→ **Task instructions**
Output the full material exactly as it appears here.
* begin Provided material *
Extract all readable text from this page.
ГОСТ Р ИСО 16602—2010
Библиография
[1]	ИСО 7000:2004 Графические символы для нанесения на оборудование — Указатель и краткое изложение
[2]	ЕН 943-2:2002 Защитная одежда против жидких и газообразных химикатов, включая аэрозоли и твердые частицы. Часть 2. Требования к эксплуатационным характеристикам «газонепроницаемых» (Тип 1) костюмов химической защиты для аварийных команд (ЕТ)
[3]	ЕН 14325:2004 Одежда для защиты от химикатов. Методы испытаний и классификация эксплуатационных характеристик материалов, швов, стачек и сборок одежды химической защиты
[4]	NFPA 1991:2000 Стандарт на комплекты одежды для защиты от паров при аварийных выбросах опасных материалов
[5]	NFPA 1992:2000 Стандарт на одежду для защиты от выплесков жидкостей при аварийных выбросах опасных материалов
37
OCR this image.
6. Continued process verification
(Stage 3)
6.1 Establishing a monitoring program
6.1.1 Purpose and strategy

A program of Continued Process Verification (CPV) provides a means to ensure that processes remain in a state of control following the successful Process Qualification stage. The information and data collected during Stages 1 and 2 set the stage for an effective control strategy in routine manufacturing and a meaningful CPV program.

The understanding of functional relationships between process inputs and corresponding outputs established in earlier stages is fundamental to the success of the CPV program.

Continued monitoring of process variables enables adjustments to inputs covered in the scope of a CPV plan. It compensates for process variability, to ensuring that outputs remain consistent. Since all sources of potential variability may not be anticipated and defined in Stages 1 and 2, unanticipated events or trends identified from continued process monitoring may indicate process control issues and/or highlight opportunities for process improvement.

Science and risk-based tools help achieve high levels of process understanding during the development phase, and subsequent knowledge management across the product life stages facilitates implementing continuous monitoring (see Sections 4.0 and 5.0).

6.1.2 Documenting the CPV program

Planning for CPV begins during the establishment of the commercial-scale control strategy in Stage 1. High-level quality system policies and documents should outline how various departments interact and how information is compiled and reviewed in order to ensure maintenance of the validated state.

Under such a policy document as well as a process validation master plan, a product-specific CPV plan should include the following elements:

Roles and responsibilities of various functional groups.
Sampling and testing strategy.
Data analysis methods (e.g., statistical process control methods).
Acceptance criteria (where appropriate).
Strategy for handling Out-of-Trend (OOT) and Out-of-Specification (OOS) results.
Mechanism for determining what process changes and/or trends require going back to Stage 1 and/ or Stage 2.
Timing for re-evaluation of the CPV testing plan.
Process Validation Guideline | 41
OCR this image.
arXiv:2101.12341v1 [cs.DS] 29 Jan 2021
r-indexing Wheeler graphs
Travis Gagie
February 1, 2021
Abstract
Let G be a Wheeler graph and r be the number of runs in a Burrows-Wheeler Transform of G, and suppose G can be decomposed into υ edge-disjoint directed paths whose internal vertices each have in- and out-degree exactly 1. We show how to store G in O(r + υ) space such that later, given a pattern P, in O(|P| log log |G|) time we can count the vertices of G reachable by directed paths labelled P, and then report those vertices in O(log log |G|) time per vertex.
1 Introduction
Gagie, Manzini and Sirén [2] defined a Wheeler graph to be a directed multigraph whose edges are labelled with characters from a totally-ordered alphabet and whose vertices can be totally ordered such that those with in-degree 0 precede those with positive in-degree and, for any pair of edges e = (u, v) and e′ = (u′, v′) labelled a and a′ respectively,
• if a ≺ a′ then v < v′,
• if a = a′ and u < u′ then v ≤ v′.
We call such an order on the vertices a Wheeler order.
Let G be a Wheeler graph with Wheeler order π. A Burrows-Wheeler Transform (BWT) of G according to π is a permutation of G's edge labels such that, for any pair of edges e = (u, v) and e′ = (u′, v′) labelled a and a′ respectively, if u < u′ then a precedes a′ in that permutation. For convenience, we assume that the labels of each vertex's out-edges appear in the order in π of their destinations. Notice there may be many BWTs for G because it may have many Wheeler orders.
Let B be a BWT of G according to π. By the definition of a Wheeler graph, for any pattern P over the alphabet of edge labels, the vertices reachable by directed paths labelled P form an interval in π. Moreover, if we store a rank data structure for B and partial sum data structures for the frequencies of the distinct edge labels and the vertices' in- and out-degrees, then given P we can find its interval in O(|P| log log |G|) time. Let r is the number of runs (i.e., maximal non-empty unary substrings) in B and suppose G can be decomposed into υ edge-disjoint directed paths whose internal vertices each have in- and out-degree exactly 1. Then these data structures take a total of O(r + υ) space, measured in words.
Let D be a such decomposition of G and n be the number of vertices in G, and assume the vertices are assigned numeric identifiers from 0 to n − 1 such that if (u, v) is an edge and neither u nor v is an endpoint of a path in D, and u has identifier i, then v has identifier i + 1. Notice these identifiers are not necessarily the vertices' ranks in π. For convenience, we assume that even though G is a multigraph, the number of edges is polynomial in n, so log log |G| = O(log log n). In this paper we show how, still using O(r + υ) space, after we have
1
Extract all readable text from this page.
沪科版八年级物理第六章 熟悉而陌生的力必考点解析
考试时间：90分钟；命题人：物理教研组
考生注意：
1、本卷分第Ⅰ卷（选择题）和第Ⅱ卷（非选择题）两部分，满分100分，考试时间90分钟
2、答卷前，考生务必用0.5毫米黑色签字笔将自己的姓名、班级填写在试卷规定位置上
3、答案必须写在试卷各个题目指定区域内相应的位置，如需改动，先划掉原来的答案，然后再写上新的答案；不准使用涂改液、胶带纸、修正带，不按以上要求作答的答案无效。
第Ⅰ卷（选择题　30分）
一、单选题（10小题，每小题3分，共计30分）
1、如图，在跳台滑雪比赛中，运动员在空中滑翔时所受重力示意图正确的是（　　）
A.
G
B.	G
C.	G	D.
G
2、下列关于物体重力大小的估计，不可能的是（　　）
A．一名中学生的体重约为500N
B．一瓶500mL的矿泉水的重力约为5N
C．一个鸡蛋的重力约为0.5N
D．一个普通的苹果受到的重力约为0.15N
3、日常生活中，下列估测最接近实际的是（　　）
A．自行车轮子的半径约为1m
* end Provided material *
→ **Task response**
Extract all readable text from this page.
ГОСТ Р ИСО 16602—2010
Библиография
[1]	ИСО 7000:2004 Графические символы для нанесения на оборудование — Указатель и краткое изложение
[2]	ЕН 943-2:2002 Защитная одежда против жидких и газообразных химикатов, включая аэрозоли и твердые частицы. Часть 2. Требования к эксплуатационным характеристикам «газонепроницаемых» (Тип 1) костюмов химической защиты для аварийных команд (ЕТ)
[3]	ЕН 14325:2004 Одежда для защиты от химикатов. Методы испытаний и классификация эксплуатационных характеристик материалов, швов, стачек и сборок одежды химической защиты
[4]	NFPA 1991:2000 Стандарт на комплекты одежды для защиты от паров при аварийных выбросах опасных материалов
[5]	NFPA 1992:2000 Стандарт на одежду для защиты от выплесков жидкостей при аварийных выбросах опасных материалов
37
OCR this image.
6. Continued process verification
(Stage 3)
6.1 Establishing a monitoring program
6.1.1 Purpose and strategy

A program of Continued Process Verification (CPV) provides a means to ensure that processes remain in a state of control following the successful Process Qualification stage. The information and data collected during Stages 1 and 2 set the stage for an effective control strategy in routine manufacturing and a meaningful CPV program.

The understanding of functional relationships between process inputs and corresponding outputs established in earlier stages is fundamental to the success of the CPV program.

Continued monitoring of process variables enables adjustments to inputs covered in the scope of a CPV plan. It compensates for process variability, to ensuring that outputs remain consistent. Since all sources of potential variability may not be anticipated and defined in Stages 1 and 2, unanticipated events or trends identified from continued process monitoring may indicate process control issues and/or highlight opportunities for process improvement.

Science and risk-based tools help achieve high levels of process understanding during the development phase, and subsequent knowledge management across the product life stages facilitates implementing continuous monitoring (see Sections 4.0 and 5.0).

6.1.2 Documenting the CPV program

Planning for CPV begins during the establishment of the commercial-scale control strategy in Stage 1. High-level quality system policies and documents should outline how various departments interact and how information is compiled and reviewed in order to ensure maintenance of the validated state.

Under such a policy document as well as a process validation master plan, a product-specific CPV plan should include the following elements:

Roles and responsibilities of various functional groups.
Sampling and testing strategy.
Data analysis methods (e.g., statistical process control methods).
Acceptance criteria (where appropriate).
Strategy for handling Out-of-Trend (OOT) and Out-of-Specification (OOS) results.
Mechanism for determining what process changes and/or trends require going back to Stage 1 and/ or Stage 2.
Timing for re-evaluation of the CPV testing plan.
Process Validation Guideline | 41
OCR this image.
arXiv:2101.12341v1 [cs.DS] 29 Jan 2021
r-indexing Wheeler graphs
Travis Gagie
February 1, 2021
Abstract
Let G be a Wheeler graph and r be the number of runs in a Burrows-Wheeler Transform of G, and suppose G can be decomposed into υ edge-disjoint directed paths whose internal vertices each have in- and out-degree exactly 1. We show how to store G in O(r + υ) space such that later, given a pattern P, in O(|P| log log |G|) time we can count the vertices of G reachable by directed paths labelled P, and then report those vertices in O(log log |G|) time per vertex.
1 Introduction
Gagie, Manzini and Sirén [2] defined a Wheeler graph to be a directed multigraph whose edges are labelled with characters from a totally-ordered alphabet and whose vertices can be totally ordered such that those with in-degree 0 precede those with positive in-degree and, for any pair of edges e = (u, v) and e′ = (u′, v′) labelled a and a′ respectively,
• if a ≺ a′ then v < v′,
• if a = a′ and u < u′ then v ≤ v′.
We call such an order on the vertices a Wheeler order.
Let G be a Wheeler graph with Wheeler order π. A Burrows-Wheeler Transform (BWT) of G according to π is a permutation of G's edge labels such that, for any pair of edges e = (u, v) and e′ = (u′, v′) labelled a and a′ respectively, if u < u′ then a precedes a′ in that permutation. For convenience, we assume that the labels of each vertex's out-edges appear in the order in π of their destinations. Notice there may be many BWTs for G because it may have many Wheeler orders.
Let B be a BWT of G according to π. By the definition of a Wheeler graph, for any pattern P over the alphabet of edge labels, the vertices reachable by directed paths labelled P form an interval in π. Moreover, if we store a rank data structure for B and partial sum data structures for the frequencies of the distinct edge labels and the vertices' in- and out-degrees, then given P we can find its interval in O(|P| log log |G|) time. Let r is the number of runs (i.e., maximal non-empty unary substrings) in B and suppose G can be decomposed into υ edge-disjoint directed paths whose internal vertices each have in- and out-degree exactly 1. Then these data structures take a total of O(r + υ) space, measured in words.
Let D be a such decomposition of G and n be the number of vertices in G, and assume the vertices are assigned numeric identifiers from 0 to n − 1 such that if (u, v) is an edge and neither u nor v is an endpoint of a path in D, and u has identifier i, then v has identifier i + 1. Notice these identifiers are not necessarily the vertices' ranks in π. For convenience, we assume that even though G is a multigraph, the number of edges is polynomial in n, so log log |G| = O(log log n). In this paper we show how, still using O(r + υ) space, after we have
1
Extract all readable text from this page.
沪科版八年级物理第六章 熟悉而陌生的力必考点解析
考试时间：90分钟；命题人：物理教研组
考生注意：
1、本卷分第Ⅰ卷（选择题）和第Ⅱ卷（非选择题）两部分，满分100分，考试时间90分钟
2、答卷前，考生务必用0.5毫米黑色签字笔将自己的姓名、班级填写在试卷规定位置上
3、答案必须写在试卷各个题目指定区域内相应的位置，如需改动，先划掉原来的答案，然后再写上新的答案；不准使用涂改液、胶带纸、修正带，不按以上要求作答的答案无效。
第Ⅰ卷（选择题　30分）
一、单选题（10小题，每小题3分，共计30分）
1、如图，在跳台滑雪比赛中，运动员在空中滑翔时所受重力示意图正确的是（　　）
A.
G
B.	G
C.	G	D.
G
2、下列关于物体重力大小的估计，不可能的是（　　）
A．一名中学生的体重约为500N
B．一瓶500mL的矿泉水的重力约为5N
C．一个鸡蛋的重力约为0.5N
D．一个普通的苹果受到的重力约为0.15N
3、日常生活中，下列估测最接近实际的是（　　）
A．自行车轮子的半径约为1m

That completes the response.